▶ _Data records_
-- START --
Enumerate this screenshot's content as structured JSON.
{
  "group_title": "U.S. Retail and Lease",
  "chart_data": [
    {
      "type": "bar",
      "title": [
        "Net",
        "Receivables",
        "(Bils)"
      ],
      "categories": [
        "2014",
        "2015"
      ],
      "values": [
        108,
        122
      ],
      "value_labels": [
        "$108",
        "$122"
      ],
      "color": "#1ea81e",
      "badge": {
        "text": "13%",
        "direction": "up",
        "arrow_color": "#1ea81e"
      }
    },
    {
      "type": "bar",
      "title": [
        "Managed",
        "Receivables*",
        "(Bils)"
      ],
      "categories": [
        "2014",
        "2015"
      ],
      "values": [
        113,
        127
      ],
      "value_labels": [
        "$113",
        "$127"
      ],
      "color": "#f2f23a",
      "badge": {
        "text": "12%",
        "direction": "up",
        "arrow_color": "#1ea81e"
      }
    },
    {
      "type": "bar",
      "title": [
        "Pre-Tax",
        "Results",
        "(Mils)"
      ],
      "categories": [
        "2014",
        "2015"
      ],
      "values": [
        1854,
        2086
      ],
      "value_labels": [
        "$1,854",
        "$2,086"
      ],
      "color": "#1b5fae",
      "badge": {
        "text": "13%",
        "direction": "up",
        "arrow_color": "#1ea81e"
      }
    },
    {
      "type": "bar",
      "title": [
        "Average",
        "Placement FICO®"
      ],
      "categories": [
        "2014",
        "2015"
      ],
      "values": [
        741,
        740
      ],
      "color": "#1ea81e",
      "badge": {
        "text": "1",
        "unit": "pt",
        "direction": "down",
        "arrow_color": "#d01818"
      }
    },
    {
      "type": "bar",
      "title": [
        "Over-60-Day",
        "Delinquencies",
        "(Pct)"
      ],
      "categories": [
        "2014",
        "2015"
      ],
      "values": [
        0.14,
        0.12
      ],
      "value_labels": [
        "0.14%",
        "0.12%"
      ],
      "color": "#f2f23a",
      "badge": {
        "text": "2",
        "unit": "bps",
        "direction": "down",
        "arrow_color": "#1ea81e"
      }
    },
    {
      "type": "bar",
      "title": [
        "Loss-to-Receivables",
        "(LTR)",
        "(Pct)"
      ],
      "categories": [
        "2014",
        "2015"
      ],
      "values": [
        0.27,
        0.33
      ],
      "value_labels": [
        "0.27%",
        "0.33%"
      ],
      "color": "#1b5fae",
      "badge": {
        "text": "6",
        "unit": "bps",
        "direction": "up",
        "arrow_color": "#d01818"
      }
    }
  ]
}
-- END --
▶ _Given problem_
Each line of the listing should be copied exactly.

▶ _Result of this exercise_
Enumerate this screenshot's content as structured JSON.
{
  "group_title": "U.S. Retail and Lease",
  "chart_data": [
    {
      "type": "bar",
      "title": [
        "Net",
        "Receivables",
        "(Bils)"
      ],
      "categories": [
        "2014",
        "2015"
      ],
      "values": [
        108,
        122
      ],
      "value_labels": [
        "$108",
        "$122"
      ],
      "color": "#1ea81e",
      "badge": {
        "text": "13%",
        "direction": "up",
        "arrow_color": "#1ea81e"
      }
    },
    {
      "type": "bar",
      "title": [
        "Managed",
        "Receivables*",
        "(Bils)"
      ],
      "categories": [
        "2014",
        "2015"
      ],
      "values": [
        113,
        127
      ],
      "value_labels": [
        "$113",
        "$127"
      ],
      "color": "#f2f23a",
      "badge": {
        "text": "12%",
        "direction": "up",
        "arrow_color": "#1ea81e"
      }
    },
    {
      "type": "bar",
      "title": [
        "Pre-Tax",
        "Results",
        "(Mils)"
      ],
      "categories": [
        "2014",
        "2015"
      ],
      "values": [
        1854,
        2086
      ],
      "value_labels": [
        "$1,854",
        "$2,086"
      ],
      "color": "#1b5fae",
      "badge": {
        "text": "13%",
        "direction": "up",
        "arrow_color": "#1ea81e"
      }
    },
    {
      "type": "bar",
      "title": [
        "Average",
        "Placement FICO®"
      ],
      "categories": [
        "2014",
        "2015"
      ],
      "values": [
        741,
        740
      ],
      "color": "#1ea81e",
      "badge": {
        "text": "1",
        "unit": "pt",
        "direction": "down",
        "arrow_color": "#d01818"
      }
    },
    {
      "type": "bar",
      "title": [
        "Over-60-Day",
        "Delinquencies",
        "(Pct)"
      ],
      "categories": [
        "2014",
        "2015"
      ],
      "values": [
        0.14,
        0.12
      ],
      "value_labels": [
        "0.14%",
        "0.12%"
      ],
      "color": "#f2f23a",
      "badge": {
        "text": "2",
        "unit": "bps",
        "direction": "down",
        "arrow_color": "#1ea81e"
      }
    },
    {
      "type": "bar",
      "title": [
        "Loss-to-Receivables",
        "(LTR)",
        "(Pct)"
      ],
      "categories": [
        "2014",
        "2015"
      ],
      "values": [
        0.27,
        0.33
      ],
      "value_labels": [
        "0.27%",
        "0.33%"
      ],
      "color": "#1b5fae",
      "badge": {
        "text": "6",
        "unit": "bps",
        "direction": "up",
        "arrow_color": "#d01818"
      }
    }
  ]
}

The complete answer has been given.